**PROBLEM DESCRIPTION:**
Extract and list every line that contains the word "Créez".

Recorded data
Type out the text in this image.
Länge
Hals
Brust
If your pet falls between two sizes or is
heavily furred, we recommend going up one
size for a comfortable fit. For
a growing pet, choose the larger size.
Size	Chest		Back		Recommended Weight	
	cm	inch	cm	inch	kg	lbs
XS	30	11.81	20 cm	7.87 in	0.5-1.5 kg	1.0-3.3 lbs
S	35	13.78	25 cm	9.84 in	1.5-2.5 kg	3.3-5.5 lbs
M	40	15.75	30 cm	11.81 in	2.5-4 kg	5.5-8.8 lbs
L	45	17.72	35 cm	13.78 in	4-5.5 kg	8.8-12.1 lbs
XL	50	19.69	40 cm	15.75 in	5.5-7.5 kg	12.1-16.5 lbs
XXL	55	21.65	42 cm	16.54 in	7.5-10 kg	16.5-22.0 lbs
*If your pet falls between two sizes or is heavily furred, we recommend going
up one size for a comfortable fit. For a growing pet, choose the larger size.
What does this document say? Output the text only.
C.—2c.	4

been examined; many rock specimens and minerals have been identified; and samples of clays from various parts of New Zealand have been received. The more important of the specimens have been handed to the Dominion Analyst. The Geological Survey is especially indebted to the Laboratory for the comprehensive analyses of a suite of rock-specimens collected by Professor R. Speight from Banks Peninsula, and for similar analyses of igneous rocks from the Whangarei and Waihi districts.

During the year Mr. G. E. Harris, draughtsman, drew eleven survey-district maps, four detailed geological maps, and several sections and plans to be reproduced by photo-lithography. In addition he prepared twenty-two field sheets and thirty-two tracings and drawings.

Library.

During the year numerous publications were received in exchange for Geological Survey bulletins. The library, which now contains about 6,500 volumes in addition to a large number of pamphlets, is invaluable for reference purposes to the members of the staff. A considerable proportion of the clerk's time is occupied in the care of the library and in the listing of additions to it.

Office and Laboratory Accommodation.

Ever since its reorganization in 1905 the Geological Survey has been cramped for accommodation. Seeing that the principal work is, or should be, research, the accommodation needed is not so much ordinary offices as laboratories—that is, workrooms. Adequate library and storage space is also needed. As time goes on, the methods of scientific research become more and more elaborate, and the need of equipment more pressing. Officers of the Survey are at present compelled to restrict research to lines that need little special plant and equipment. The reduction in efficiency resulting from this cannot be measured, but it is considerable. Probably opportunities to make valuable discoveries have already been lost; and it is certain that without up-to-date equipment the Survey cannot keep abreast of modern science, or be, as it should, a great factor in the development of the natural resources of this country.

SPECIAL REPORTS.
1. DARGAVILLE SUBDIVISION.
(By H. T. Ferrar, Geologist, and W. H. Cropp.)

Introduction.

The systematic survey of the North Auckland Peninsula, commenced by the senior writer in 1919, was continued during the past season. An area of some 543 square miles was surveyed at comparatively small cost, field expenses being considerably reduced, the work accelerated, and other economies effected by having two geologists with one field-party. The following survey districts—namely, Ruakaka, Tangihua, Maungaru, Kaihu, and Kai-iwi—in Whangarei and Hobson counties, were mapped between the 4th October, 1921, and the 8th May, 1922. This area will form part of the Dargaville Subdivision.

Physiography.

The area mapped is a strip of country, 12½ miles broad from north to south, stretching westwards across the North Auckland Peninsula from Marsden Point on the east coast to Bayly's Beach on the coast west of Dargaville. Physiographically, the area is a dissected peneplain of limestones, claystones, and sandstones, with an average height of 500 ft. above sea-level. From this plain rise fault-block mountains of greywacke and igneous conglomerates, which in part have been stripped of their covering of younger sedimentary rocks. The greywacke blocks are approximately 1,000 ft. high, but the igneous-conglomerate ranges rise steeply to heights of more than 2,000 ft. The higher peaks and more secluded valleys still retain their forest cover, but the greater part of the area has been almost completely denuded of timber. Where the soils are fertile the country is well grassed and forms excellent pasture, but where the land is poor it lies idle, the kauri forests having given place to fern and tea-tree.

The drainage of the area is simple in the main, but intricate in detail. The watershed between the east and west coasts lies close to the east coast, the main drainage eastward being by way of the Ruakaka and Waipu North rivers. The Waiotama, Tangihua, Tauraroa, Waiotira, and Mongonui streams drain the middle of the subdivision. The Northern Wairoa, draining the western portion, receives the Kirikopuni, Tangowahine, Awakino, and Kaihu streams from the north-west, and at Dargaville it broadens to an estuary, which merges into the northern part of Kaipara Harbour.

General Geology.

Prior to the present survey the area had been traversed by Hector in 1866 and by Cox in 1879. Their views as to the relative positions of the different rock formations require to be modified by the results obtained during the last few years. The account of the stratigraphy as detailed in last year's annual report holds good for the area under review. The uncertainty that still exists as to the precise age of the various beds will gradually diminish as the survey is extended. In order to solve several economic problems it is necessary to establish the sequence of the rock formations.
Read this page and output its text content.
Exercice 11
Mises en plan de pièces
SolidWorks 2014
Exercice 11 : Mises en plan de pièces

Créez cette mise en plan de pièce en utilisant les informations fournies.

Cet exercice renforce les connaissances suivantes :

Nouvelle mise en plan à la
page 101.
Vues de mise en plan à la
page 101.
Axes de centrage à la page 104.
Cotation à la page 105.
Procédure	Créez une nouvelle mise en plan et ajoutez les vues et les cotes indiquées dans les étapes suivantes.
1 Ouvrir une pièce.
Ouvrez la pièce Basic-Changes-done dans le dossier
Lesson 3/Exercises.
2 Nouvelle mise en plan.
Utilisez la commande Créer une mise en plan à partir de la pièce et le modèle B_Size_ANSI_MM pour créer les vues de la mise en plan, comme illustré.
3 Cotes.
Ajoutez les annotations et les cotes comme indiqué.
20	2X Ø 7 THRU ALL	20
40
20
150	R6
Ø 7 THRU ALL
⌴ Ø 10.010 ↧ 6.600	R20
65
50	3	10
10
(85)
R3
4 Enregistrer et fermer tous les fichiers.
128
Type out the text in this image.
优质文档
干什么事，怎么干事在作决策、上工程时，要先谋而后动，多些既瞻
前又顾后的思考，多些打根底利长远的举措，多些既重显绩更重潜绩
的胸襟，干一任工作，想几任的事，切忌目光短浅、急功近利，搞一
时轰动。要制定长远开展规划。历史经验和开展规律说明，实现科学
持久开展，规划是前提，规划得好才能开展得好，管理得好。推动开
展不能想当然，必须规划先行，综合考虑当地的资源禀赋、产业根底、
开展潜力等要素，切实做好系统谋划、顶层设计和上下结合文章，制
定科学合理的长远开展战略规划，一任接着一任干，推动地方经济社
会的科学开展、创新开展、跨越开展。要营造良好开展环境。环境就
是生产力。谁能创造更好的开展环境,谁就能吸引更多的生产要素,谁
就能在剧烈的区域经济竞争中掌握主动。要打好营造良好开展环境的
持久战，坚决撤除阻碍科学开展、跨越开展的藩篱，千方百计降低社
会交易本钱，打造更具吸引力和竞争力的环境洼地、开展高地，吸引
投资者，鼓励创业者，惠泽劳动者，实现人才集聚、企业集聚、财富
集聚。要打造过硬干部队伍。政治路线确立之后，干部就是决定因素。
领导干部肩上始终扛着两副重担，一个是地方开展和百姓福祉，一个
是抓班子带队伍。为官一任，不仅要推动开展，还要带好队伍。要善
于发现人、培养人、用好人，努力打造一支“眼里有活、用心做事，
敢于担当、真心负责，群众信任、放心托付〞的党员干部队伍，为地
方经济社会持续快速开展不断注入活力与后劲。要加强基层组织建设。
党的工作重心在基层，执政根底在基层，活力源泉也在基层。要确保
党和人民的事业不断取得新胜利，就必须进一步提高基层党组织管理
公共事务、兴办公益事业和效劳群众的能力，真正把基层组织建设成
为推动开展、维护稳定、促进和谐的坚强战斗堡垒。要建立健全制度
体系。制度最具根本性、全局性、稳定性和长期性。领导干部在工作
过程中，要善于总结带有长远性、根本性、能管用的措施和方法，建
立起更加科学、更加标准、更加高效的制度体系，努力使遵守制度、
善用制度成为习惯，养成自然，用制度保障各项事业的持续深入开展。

**TASK OUTPUT:**
Créez cette mise en plan de pièce en utilisant les informations fournies.
Procédure	Créez une nouvelle mise en plan et ajoutez les vues et les cotes indiquées dans les étapes suivantes.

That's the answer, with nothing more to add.